> **Reading passage**:
Mr. MADISON disliked the election of the judges by the legislature, or any numerous body. Besides the danger of intrigue and partiality, many of the members were not judges of the requisite qualifications. The legislative talents, which were very different from those of a judge, commonly recommended men to the favor of legislative assemblies. It was known, too, that the accidental circumstances of presence and absence, of being a member or not a member, had a very undue influence on the appointment. On the other hand, he was not satisfied with referring the appointment to the executive. He rather inclined to give it to the senatorial branch, as numerous enough to be confided in; as not so numerous as to be governed by the motives of the other branch; and as being sufficiently stable and independent to follow their deliberate judgments. He hinted this only, and moved that the appointment by the legislature might be struck out, and a blank left, to be hereafter filled on maturer reflection. Mr. WILSON seconds it. On the question for striking out,

Massachusetts, New York, New Jersey, Pennsylvania, Delaware, Maryland, Virginia, North Carolina, Georgia, ay, 9; Connecticut, South Carolina, no, 2.92

Mr. WILSON gave notice that he should at a future day move for a reconsideration of that clause which respects "inferior tribunals."

Mr. PINCKNEY gave notice, that when the clause respecting the appointment of the judiciary should again come before the committee, he should move to restore the "appointment by the nationa! legislature."

> **Information given**:

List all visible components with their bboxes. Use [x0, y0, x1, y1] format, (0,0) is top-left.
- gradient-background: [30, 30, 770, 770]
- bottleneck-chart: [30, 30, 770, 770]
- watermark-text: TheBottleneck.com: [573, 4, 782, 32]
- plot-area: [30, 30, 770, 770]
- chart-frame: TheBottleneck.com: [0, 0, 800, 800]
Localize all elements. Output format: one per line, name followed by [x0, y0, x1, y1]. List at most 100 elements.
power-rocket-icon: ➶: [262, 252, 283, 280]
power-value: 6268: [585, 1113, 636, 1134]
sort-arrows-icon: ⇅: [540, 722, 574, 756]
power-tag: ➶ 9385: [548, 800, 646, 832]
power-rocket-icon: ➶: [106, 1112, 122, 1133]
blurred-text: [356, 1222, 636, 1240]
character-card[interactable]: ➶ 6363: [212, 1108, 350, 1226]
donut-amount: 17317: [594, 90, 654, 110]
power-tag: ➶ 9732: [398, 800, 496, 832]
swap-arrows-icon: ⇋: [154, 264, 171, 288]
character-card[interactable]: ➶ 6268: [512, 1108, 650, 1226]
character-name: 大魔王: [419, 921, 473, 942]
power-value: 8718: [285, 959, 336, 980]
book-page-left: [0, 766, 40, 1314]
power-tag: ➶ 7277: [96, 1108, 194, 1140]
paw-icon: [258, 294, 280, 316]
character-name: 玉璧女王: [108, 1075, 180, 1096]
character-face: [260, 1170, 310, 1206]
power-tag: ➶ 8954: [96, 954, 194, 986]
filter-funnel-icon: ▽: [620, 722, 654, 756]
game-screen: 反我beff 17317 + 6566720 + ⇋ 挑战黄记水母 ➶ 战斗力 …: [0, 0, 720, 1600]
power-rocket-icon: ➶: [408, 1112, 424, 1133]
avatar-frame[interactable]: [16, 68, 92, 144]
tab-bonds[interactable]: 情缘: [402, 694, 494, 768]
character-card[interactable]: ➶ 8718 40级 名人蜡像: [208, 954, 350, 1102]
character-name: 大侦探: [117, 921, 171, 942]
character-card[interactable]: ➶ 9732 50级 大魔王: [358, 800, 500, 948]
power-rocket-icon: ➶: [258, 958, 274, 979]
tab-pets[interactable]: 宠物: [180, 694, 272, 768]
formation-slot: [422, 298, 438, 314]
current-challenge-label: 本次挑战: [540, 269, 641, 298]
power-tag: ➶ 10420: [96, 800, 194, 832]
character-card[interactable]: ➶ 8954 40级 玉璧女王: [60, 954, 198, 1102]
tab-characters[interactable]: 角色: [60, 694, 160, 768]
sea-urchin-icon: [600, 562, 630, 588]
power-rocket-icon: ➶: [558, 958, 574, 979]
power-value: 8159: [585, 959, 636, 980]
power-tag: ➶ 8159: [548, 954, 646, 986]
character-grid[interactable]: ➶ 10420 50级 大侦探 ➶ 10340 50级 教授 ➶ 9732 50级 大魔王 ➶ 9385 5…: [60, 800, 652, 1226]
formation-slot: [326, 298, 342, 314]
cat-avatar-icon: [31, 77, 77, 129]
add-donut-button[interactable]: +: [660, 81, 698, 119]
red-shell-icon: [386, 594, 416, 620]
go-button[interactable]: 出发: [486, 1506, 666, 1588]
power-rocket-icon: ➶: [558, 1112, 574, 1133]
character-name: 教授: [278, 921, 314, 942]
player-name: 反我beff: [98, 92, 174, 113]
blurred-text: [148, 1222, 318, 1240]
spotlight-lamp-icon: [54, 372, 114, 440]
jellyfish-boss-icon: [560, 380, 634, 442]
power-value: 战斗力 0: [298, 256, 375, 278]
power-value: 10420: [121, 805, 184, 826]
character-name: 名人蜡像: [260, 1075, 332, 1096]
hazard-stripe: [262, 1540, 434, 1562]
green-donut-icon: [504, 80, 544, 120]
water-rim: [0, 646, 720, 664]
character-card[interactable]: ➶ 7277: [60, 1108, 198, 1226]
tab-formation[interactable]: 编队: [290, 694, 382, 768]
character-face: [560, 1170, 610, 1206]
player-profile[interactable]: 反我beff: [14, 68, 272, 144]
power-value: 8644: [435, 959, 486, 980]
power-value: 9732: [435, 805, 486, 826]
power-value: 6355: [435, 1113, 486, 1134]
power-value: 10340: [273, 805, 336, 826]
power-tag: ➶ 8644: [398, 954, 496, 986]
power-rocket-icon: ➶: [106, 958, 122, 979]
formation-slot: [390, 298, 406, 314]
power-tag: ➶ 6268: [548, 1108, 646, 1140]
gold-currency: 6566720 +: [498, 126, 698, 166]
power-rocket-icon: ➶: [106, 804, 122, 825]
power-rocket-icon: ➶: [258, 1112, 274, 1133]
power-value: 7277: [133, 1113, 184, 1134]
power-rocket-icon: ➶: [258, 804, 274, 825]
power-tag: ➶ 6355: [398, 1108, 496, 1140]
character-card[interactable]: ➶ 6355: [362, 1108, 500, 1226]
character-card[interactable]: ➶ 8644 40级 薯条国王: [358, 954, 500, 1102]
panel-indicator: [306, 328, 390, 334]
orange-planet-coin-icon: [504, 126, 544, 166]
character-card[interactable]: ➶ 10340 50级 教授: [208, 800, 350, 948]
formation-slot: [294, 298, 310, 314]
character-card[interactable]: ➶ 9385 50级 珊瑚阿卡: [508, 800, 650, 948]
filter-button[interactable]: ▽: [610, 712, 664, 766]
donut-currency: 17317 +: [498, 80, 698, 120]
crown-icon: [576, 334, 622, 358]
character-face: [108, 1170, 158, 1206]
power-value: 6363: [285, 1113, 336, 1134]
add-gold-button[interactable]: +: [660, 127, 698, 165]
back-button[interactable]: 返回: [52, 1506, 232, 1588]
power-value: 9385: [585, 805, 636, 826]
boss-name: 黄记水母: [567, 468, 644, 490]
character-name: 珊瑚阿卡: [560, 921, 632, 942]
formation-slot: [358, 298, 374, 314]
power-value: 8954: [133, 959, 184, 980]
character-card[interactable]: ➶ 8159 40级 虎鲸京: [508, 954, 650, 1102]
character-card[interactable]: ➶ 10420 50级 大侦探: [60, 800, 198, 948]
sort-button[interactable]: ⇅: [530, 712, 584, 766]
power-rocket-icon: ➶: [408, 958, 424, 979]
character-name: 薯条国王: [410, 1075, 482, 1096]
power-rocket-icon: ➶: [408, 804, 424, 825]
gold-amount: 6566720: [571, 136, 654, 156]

> **Written task**:
In the passage on appointing judges, to which branch did Mr. Madison lean toward giving the appointment?

> **Reply to the exercise**:
The senatorial branch.